[Collected data entries]
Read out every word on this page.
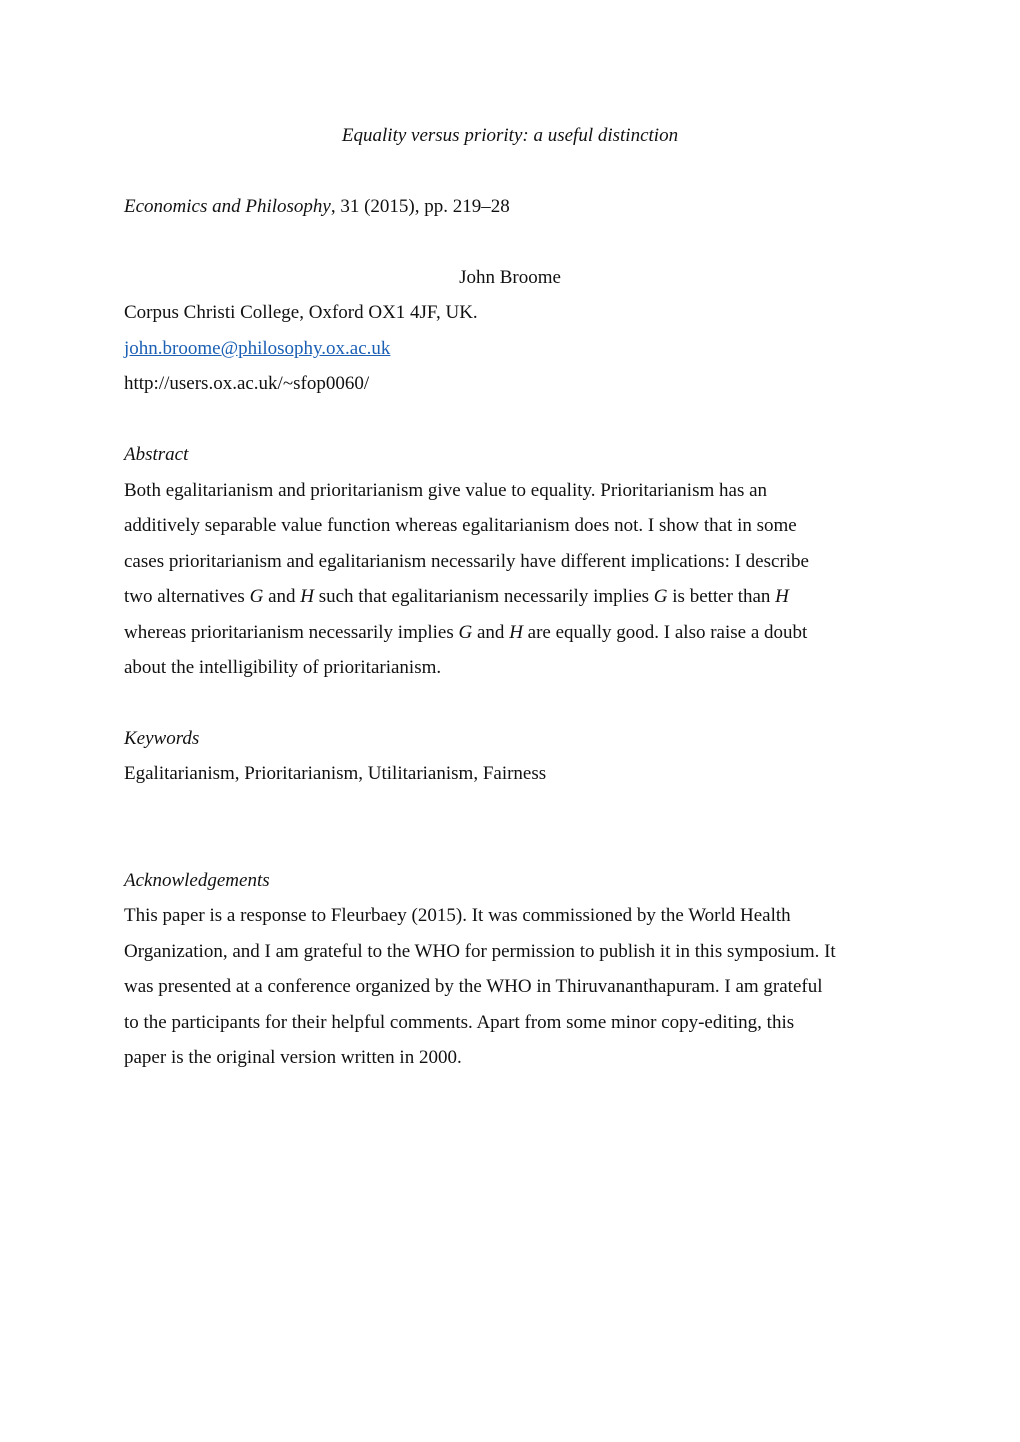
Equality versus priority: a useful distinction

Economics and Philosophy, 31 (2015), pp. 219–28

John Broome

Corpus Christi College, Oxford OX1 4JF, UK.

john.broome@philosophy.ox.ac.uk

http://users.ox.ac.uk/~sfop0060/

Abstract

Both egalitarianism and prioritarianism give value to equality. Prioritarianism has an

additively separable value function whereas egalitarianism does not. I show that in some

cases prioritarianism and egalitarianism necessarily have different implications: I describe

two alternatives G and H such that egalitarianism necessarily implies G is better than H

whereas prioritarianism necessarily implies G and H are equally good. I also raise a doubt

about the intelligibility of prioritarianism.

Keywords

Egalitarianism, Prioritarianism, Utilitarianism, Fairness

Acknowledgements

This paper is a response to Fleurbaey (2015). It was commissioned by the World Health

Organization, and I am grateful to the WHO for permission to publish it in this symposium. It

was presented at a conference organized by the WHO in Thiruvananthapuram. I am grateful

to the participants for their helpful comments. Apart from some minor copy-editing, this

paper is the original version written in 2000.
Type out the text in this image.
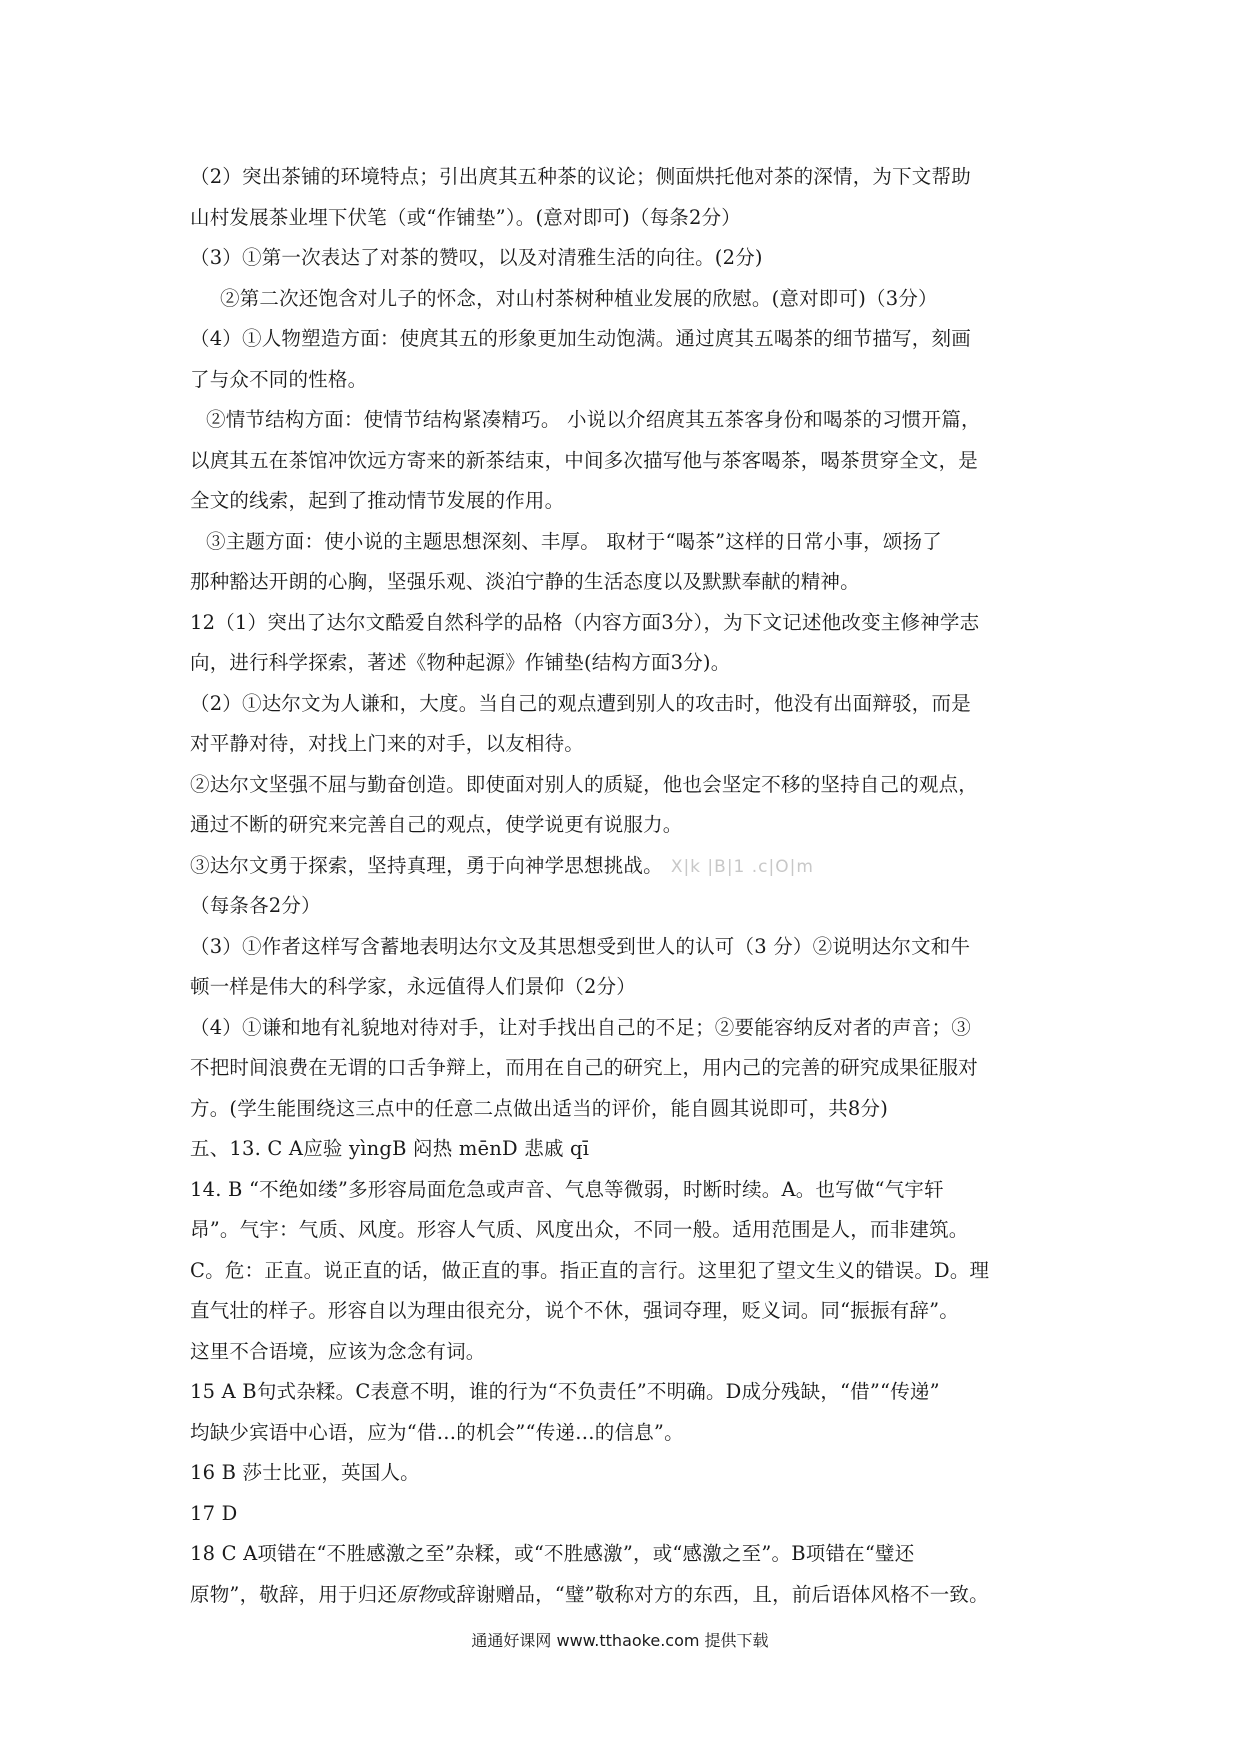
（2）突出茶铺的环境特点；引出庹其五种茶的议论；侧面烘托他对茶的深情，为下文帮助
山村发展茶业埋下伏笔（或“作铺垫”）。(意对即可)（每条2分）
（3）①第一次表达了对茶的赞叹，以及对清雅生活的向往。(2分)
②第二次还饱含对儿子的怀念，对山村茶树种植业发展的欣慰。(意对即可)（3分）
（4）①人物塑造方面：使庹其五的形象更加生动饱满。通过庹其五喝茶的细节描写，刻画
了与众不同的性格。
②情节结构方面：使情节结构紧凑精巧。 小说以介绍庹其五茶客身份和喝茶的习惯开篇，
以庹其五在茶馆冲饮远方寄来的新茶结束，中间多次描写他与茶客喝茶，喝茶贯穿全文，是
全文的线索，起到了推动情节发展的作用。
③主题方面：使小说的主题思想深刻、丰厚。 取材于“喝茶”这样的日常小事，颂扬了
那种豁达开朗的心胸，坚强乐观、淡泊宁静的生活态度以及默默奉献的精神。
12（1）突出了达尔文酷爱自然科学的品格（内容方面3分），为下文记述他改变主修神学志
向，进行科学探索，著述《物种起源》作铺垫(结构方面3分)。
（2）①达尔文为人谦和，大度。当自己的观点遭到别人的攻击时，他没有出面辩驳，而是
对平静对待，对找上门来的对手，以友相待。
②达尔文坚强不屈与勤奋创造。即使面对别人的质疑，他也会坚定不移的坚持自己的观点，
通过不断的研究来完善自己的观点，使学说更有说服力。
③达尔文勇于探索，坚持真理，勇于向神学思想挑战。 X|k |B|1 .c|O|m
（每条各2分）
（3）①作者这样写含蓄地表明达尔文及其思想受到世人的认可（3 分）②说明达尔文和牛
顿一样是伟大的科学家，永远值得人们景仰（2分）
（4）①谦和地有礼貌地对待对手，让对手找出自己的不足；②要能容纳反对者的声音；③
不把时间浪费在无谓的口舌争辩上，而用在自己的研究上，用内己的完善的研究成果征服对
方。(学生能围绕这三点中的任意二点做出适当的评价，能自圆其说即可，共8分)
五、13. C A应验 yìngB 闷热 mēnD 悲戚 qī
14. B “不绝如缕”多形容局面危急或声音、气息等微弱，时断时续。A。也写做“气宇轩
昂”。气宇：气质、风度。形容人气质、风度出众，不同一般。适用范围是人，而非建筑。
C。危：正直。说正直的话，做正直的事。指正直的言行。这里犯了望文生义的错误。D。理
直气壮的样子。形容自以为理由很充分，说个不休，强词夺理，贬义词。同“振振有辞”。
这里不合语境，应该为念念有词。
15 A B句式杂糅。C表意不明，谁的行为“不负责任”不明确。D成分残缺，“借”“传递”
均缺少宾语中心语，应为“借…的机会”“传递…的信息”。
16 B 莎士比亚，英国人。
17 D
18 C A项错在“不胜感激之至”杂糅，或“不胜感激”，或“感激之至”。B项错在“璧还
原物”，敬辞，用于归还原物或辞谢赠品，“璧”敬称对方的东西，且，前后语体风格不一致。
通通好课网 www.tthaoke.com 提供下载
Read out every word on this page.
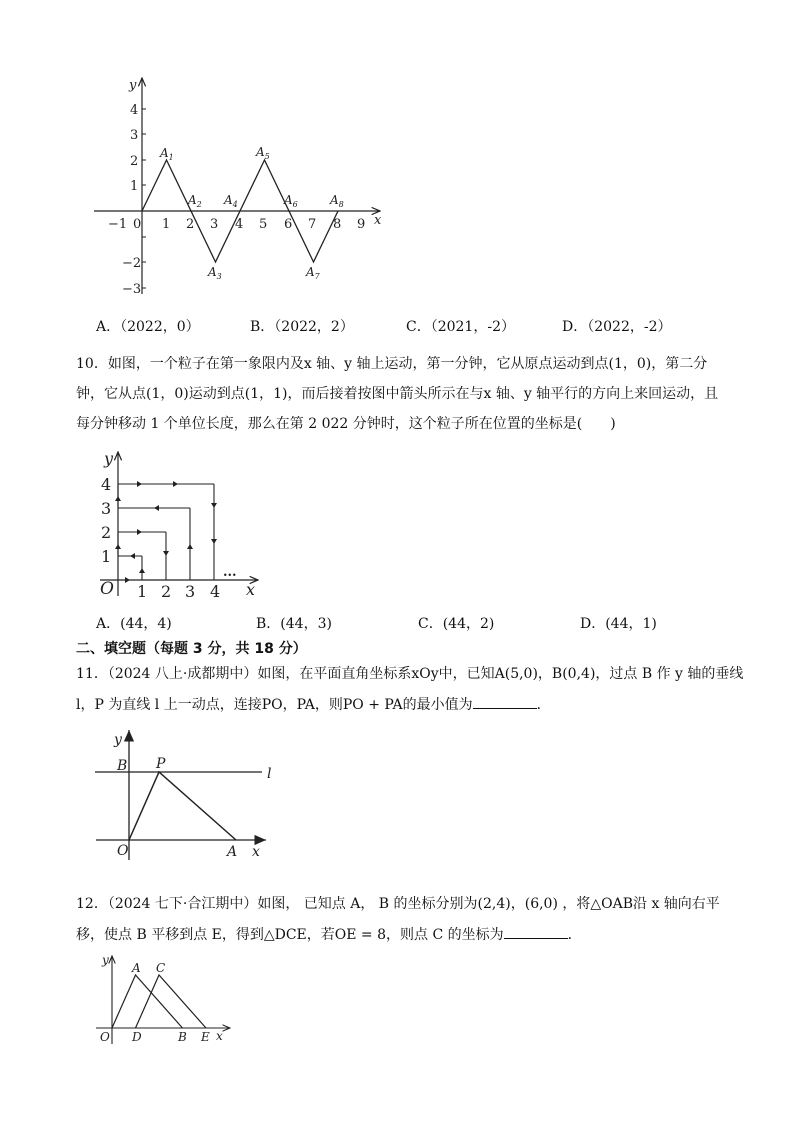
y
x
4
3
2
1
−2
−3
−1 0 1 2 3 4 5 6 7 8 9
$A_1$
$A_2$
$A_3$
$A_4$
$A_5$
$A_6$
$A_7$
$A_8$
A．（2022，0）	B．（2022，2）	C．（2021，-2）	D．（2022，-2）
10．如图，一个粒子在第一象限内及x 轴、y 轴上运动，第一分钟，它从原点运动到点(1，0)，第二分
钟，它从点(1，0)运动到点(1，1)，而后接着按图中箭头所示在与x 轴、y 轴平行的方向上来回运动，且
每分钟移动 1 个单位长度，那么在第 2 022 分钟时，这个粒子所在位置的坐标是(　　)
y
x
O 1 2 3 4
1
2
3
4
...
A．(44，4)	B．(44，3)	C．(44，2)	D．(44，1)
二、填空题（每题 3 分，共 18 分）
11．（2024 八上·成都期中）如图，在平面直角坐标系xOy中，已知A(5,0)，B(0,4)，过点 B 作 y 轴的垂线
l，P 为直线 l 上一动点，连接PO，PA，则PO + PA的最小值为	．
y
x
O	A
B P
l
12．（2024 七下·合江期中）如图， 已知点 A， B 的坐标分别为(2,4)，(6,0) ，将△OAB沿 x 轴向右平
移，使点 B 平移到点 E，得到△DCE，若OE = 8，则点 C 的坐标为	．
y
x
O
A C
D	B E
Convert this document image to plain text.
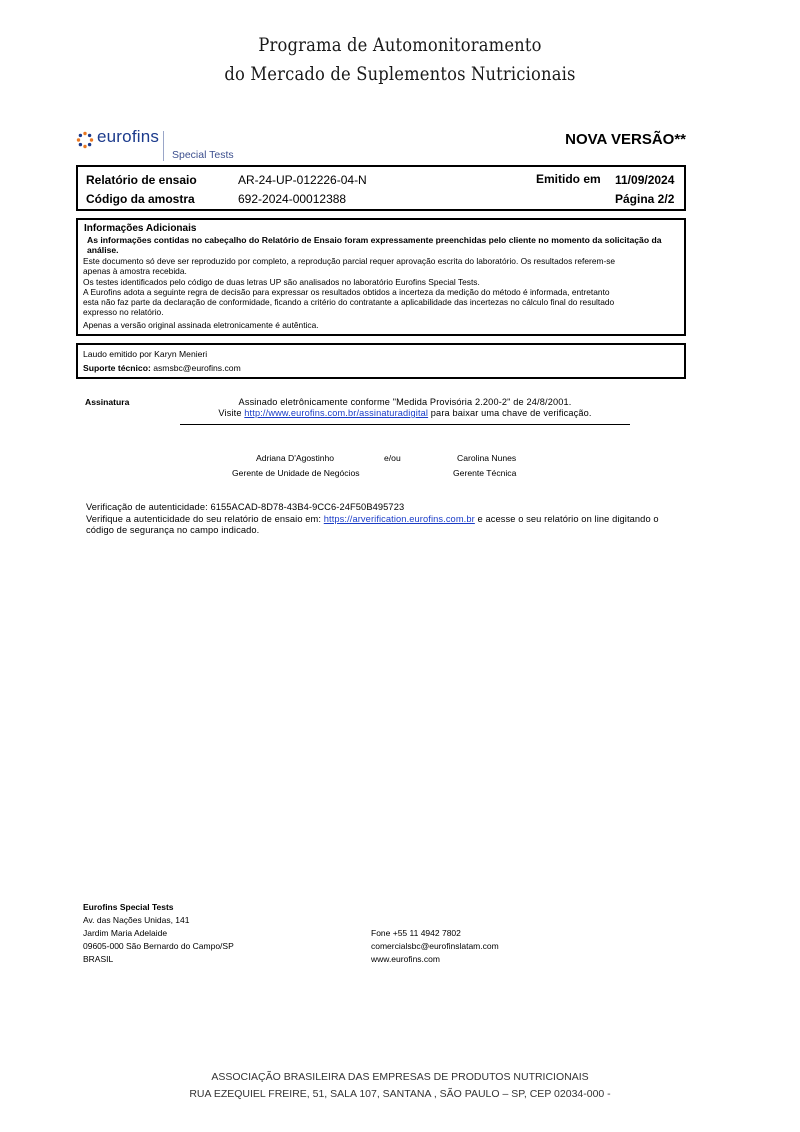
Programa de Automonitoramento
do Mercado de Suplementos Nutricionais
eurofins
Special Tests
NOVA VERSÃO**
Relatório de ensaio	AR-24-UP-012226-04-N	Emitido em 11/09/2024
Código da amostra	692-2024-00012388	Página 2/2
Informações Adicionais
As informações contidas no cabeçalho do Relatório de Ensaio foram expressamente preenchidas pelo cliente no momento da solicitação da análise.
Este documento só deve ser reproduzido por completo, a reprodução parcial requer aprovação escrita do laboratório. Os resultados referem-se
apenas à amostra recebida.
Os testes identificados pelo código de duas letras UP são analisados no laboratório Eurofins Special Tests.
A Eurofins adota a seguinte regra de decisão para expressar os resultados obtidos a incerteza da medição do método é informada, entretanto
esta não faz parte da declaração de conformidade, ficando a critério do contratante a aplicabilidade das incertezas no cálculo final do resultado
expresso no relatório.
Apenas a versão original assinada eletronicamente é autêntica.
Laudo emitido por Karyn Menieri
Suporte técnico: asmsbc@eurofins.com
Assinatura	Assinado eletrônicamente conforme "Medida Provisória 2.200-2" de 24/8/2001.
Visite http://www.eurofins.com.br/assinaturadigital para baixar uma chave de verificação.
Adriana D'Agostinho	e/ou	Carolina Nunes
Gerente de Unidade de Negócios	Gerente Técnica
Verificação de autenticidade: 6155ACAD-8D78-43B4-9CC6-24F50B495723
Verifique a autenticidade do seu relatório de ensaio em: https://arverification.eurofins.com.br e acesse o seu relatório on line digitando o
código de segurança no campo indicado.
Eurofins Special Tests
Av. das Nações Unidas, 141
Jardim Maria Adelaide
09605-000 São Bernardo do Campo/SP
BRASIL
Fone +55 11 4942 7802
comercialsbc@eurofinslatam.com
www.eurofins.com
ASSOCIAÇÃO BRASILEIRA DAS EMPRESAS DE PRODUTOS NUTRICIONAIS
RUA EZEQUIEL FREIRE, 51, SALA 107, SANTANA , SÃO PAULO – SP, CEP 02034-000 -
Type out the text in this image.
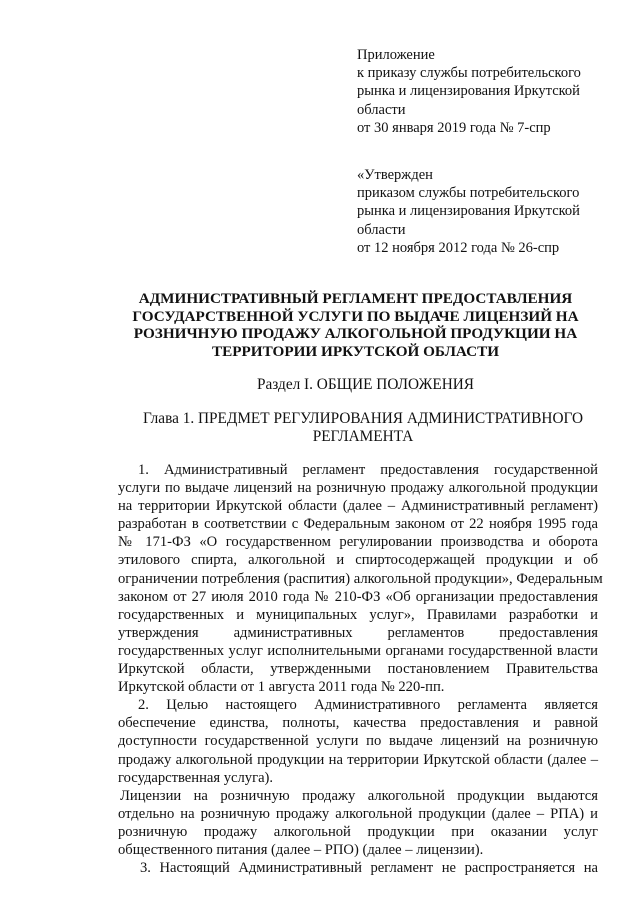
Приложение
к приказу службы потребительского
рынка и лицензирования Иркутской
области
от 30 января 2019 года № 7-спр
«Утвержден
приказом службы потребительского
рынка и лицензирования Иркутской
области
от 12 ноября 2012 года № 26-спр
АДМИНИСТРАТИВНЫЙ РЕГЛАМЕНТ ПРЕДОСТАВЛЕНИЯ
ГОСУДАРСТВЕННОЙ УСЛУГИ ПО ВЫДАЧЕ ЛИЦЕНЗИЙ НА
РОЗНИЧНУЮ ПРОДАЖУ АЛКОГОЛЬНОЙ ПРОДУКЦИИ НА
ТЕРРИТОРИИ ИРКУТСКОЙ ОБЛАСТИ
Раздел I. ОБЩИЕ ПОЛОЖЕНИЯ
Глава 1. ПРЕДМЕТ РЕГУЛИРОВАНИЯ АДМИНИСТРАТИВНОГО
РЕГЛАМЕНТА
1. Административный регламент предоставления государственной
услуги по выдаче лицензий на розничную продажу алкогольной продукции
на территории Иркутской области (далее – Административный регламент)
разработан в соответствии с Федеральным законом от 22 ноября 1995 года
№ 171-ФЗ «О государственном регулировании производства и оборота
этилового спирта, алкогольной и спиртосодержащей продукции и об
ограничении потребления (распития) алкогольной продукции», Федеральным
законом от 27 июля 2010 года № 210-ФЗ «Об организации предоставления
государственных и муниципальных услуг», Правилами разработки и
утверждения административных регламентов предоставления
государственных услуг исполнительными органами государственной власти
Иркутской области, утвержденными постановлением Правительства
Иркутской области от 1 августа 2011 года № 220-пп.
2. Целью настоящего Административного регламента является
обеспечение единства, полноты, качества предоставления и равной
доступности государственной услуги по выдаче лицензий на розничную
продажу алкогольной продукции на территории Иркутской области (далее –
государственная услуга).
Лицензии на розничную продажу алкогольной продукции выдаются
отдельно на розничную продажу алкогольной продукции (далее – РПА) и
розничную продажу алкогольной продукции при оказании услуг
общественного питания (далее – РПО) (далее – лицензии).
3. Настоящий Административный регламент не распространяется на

Given exercise :: In the entries above, identify every line with the word "some". Copy those lines.

Task result ::
additively separable value function whereas egalitarianism does not. I show that in some
to the participants for their helpful comments. Apart from some minor copy-editing, this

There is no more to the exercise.